(Entries with figure data)
------

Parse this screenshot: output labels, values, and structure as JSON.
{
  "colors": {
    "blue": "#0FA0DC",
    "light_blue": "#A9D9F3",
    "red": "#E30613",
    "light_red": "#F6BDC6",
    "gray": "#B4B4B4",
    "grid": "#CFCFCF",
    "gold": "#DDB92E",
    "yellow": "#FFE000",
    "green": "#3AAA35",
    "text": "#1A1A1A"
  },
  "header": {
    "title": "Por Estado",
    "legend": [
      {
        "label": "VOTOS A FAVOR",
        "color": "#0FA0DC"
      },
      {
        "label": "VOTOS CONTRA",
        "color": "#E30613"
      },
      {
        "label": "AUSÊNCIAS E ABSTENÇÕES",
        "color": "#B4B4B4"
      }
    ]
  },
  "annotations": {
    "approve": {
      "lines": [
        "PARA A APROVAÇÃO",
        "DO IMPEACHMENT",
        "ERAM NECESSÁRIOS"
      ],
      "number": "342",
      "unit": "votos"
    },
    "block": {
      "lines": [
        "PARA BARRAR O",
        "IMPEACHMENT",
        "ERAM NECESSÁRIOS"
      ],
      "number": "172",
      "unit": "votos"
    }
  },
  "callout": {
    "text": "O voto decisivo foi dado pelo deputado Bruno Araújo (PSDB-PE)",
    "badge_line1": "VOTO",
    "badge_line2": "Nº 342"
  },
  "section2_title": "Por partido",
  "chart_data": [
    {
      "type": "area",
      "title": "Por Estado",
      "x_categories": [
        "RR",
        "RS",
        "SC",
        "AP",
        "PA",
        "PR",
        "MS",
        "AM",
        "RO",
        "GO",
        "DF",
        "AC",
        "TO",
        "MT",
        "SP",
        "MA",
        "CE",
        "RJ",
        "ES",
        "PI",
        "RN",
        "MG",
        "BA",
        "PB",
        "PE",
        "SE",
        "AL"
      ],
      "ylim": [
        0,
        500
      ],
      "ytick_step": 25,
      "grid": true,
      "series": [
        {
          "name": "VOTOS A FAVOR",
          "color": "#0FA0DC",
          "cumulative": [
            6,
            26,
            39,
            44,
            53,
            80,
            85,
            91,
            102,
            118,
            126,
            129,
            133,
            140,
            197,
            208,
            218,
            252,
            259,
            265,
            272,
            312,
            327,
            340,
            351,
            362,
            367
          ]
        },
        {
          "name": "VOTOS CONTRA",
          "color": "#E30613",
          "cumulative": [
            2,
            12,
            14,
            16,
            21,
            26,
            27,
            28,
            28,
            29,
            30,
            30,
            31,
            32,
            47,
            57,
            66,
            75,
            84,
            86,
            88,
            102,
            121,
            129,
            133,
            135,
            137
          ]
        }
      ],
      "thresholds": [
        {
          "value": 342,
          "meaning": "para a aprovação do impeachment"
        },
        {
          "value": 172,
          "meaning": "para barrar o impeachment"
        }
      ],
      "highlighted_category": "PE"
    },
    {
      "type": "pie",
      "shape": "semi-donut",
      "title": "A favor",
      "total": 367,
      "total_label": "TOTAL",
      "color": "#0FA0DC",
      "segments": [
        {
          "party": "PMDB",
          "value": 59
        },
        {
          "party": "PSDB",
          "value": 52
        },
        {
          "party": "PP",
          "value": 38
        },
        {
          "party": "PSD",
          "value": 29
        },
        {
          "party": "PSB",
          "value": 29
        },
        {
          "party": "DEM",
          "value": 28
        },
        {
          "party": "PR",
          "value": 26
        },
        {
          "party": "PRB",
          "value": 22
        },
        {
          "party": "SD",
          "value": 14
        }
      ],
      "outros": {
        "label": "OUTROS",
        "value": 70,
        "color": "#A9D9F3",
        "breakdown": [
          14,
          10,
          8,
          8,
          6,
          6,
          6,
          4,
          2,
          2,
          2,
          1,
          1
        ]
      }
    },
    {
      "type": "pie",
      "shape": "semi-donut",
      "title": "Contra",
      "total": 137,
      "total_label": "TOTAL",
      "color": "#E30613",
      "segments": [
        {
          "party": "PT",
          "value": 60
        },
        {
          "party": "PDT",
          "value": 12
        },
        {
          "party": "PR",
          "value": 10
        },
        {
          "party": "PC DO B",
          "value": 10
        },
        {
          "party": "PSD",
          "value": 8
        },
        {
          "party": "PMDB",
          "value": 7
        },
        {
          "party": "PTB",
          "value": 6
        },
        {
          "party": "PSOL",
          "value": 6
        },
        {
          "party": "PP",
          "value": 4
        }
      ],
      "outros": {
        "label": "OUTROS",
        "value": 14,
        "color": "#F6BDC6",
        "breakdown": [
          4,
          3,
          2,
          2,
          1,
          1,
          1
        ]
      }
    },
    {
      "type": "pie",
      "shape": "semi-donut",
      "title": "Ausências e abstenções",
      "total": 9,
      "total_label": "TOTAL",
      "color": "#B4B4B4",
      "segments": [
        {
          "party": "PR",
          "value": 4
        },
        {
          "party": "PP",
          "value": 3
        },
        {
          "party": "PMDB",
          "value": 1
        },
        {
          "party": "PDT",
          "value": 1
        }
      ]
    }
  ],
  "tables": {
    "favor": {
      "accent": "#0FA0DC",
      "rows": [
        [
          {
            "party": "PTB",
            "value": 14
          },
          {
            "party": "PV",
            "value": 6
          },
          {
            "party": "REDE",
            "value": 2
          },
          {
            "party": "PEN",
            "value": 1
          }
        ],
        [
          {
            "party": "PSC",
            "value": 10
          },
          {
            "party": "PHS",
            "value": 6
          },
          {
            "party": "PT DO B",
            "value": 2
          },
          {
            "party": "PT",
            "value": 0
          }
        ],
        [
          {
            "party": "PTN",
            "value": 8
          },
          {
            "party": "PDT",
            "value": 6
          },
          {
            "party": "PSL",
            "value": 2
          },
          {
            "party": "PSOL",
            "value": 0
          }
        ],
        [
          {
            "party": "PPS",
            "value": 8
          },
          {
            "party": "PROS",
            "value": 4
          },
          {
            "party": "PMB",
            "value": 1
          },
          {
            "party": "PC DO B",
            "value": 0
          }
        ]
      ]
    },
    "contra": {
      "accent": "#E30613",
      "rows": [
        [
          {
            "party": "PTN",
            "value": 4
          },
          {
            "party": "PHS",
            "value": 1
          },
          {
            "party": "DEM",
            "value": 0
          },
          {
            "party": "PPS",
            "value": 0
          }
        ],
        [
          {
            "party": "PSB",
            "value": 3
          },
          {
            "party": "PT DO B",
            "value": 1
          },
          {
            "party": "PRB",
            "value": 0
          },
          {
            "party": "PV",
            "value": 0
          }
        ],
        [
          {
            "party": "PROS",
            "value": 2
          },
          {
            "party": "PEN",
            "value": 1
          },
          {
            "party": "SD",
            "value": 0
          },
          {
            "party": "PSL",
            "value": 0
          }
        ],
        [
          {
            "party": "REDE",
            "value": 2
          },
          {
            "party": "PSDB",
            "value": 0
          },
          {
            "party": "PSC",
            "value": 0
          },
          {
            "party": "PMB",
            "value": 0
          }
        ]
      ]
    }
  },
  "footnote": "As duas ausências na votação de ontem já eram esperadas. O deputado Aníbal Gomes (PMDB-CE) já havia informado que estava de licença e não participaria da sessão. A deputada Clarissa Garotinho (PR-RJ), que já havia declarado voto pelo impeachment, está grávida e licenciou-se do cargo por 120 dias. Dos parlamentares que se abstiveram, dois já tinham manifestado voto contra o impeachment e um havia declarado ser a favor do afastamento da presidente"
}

------

● **PROBLEM STATEMENT**
Print all of the entries exactly as they are written.

● **THE RESULT**
Parse this screenshot: output labels, values, and structure as JSON.
{
  "colors": {
    "blue": "#0FA0DC",
    "light_blue": "#A9D9F3",
    "red": "#E30613",
    "light_red": "#F6BDC6",
    "gray": "#B4B4B4",
    "grid": "#CFCFCF",
    "gold": "#DDB92E",
    "yellow": "#FFE000",
    "green": "#3AAA35",
    "text": "#1A1A1A"
  },
  "header": {
    "title": "Por Estado",
    "legend": [
      {
        "label": "VOTOS A FAVOR",
        "color": "#0FA0DC"
      },
      {
        "label": "VOTOS CONTRA",
        "color": "#E30613"
      },
      {
        "label": "AUSÊNCIAS E ABSTENÇÕES",
        "color": "#B4B4B4"
      }
    ]
  },
  "annotations": {
    "approve": {
      "lines": [
        "PARA A APROVAÇÃO",
        "DO IMPEACHMENT",
        "ERAM NECESSÁRIOS"
      ],
      "number": "342",
      "unit": "votos"
    },
    "block": {
      "lines": [
        "PARA BARRAR O",
        "IMPEACHMENT",
        "ERAM NECESSÁRIOS"
      ],
      "number": "172",
      "unit": "votos"
    }
  },
  "callout": {
    "text": "O voto decisivo foi dado pelo deputado Bruno Araújo (PSDB-PE)",
    "badge_line1": "VOTO",
    "badge_line2": "Nº 342"
  },
  "section2_title": "Por partido",
  "chart_data": [
    {
      "type": "area",
      "title": "Por Estado",
      "x_categories": [
        "RR",
        "RS",
        "SC",
        "AP",
        "PA",
        "PR",
        "MS",
        "AM",
        "RO",
        "GO",
        "DF",
        "AC",
        "TO",
        "MT",
        "SP",
        "MA",
        "CE",
        "RJ",
        "ES",
        "PI",
        "RN",
        "MG",
        "BA",
        "PB",
        "PE",
        "SE",
        "AL"
      ],
      "ylim": [
        0,
        500
      ],
      "ytick_step": 25,
      "grid": true,
      "series": [
        {
          "name": "VOTOS A FAVOR",
          "color": "#0FA0DC",
          "cumulative": [
            6,
            26,
            39,
            44,
            53,
            80,
            85,
            91,
            102,
            118,
            126,
            129,
            133,
            140,
            197,
            208,
            218,
            252,
            259,
            265,
            272,
            312,
            327,
            340,
            351,
            362,
            367
          ]
        },
        {
          "name": "VOTOS CONTRA",
          "color": "#E30613",
          "cumulative": [
            2,
            12,
            14,
            16,
            21,
            26,
            27,
            28,
            28,
            29,
            30,
            30,
            31,
            32,
            47,
            57,
            66,
            75,
            84,
            86,
            88,
            102,
            121,
            129,
            133,
            135,
            137
          ]
        }
      ],
      "thresholds": [
        {
          "value": 342,
          "meaning": "para a aprovação do impeachment"
        },
        {
          "value": 172,
          "meaning": "para barrar o impeachment"
        }
      ],
      "highlighted_category": "PE"
    },
    {
      "type": "pie",
      "shape": "semi-donut",
      "title": "A favor",
      "total": 367,
      "total_label": "TOTAL",
      "color": "#0FA0DC",
      "segments": [
        {
          "party": "PMDB",
          "value": 59
        },
        {
          "party": "PSDB",
          "value": 52
        },
        {
          "party": "PP",
          "value": 38
        },
        {
          "party": "PSD",
          "value": 29
        },
        {
          "party": "PSB",
          "value": 29
        },
        {
          "party": "DEM",
          "value": 28
        },
        {
          "party": "PR",
          "value": 26
        },
        {
          "party": "PRB",
          "value": 22
        },
        {
          "party": "SD",
          "value": 14
        }
      ],
      "outros": {
        "label": "OUTROS",
        "value": 70,
        "color": "#A9D9F3",
        "breakdown": [
          14,
          10,
          8,
          8,
          6,
          6,
          6,
          4,
          2,
          2,
          2,
          1,
          1
        ]
      }
    },
    {
      "type": "pie",
      "shape": "semi-donut",
      "title": "Contra",
      "total": 137,
      "total_label": "TOTAL",
      "color": "#E30613",
      "segments": [
        {
          "party": "PT",
          "value": 60
        },
        {
          "party": "PDT",
          "value": 12
        },
        {
          "party": "PR",
          "value": 10
        },
        {
          "party": "PC DO B",
          "value": 10
        },
        {
          "party": "PSD",
          "value": 8
        },
        {
          "party": "PMDB",
          "value": 7
        },
        {
          "party": "PTB",
          "value": 6
        },
        {
          "party": "PSOL",
          "value": 6
        },
        {
          "party": "PP",
          "value": 4
        }
      ],
      "outros": {
        "label": "OUTROS",
        "value": 14,
        "color": "#F6BDC6",
        "breakdown": [
          4,
          3,
          2,
          2,
          1,
          1,
          1
        ]
      }
    },
    {
      "type": "pie",
      "shape": "semi-donut",
      "title": "Ausências e abstenções",
      "total": 9,
      "total_label": "TOTAL",
      "color": "#B4B4B4",
      "segments": [
        {
          "party": "PR",
          "value": 4
        },
        {
          "party": "PP",
          "value": 3
        },
        {
          "party": "PMDB",
          "value": 1
        },
        {
          "party": "PDT",
          "value": 1
        }
      ]
    }
  ],
  "tables": {
    "favor": {
      "accent": "#0FA0DC",
      "rows": [
        [
          {
            "party": "PTB",
            "value": 14
          },
          {
            "party": "PV",
            "value": 6
          },
          {
            "party": "REDE",
            "value": 2
          },
          {
            "party": "PEN",
            "value": 1
          }
        ],
        [
          {
            "party": "PSC",
            "value": 10
          },
          {
            "party": "PHS",
            "value": 6
          },
          {
            "party": "PT DO B",
            "value": 2
          },
          {
            "party": "PT",
            "value": 0
          }
        ],
        [
          {
            "party": "PTN",
            "value": 8
          },
          {
            "party": "PDT",
            "value": 6
          },
          {
            "party": "PSL",
            "value": 2
          },
          {
            "party": "PSOL",
            "value": 0
          }
        ],
        [
          {
            "party": "PPS",
            "value": 8
          },
          {
            "party": "PROS",
            "value": 4
          },
          {
            "party": "PMB",
            "value": 1
          },
          {
            "party": "PC DO B",
            "value": 0
          }
        ]
      ]
    },
    "contra": {
      "accent": "#E30613",
      "rows": [
        [
          {
            "party": "PTN",
            "value": 4
          },
          {
            "party": "PHS",
            "value": 1
          },
          {
            "party": "DEM",
            "value": 0
          },
          {
            "party": "PPS",
            "value": 0
          }
        ],
        [
          {
            "party": "PSB",
            "value": 3
          },
          {
            "party": "PT DO B",
            "value": 1
          },
          {
            "party": "PRB",
            "value": 0
          },
          {
            "party": "PV",
            "value": 0
          }
        ],
        [
          {
            "party": "PROS",
            "value": 2
          },
          {
            "party": "PEN",
            "value": 1
          },
          {
            "party": "SD",
            "value": 0
          },
          {
            "party": "PSL",
            "value": 0
          }
        ],
        [
          {
            "party": "REDE",
            "value": 2
          },
          {
            "party": "PSDB",
            "value": 0
          },
          {
            "party": "PSC",
            "value": 0
          },
          {
            "party": "PMB",
            "value": 0
          }
        ]
      ]
    }
  },
  "footnote": "As duas ausências na votação de ontem já eram esperadas. O deputado Aníbal Gomes (PMDB-CE) já havia informado que estava de licença e não participaria da sessão. A deputada Clarissa Garotinho (PR-RJ), que já havia declarado voto pelo impeachment, está grávida e licenciou-se do cargo por 120 dias. Dos parlamentares que se abstiveram, dois já tinham manifestado voto contra o impeachment e um havia declarado ser a favor do afastamento da presidente"
}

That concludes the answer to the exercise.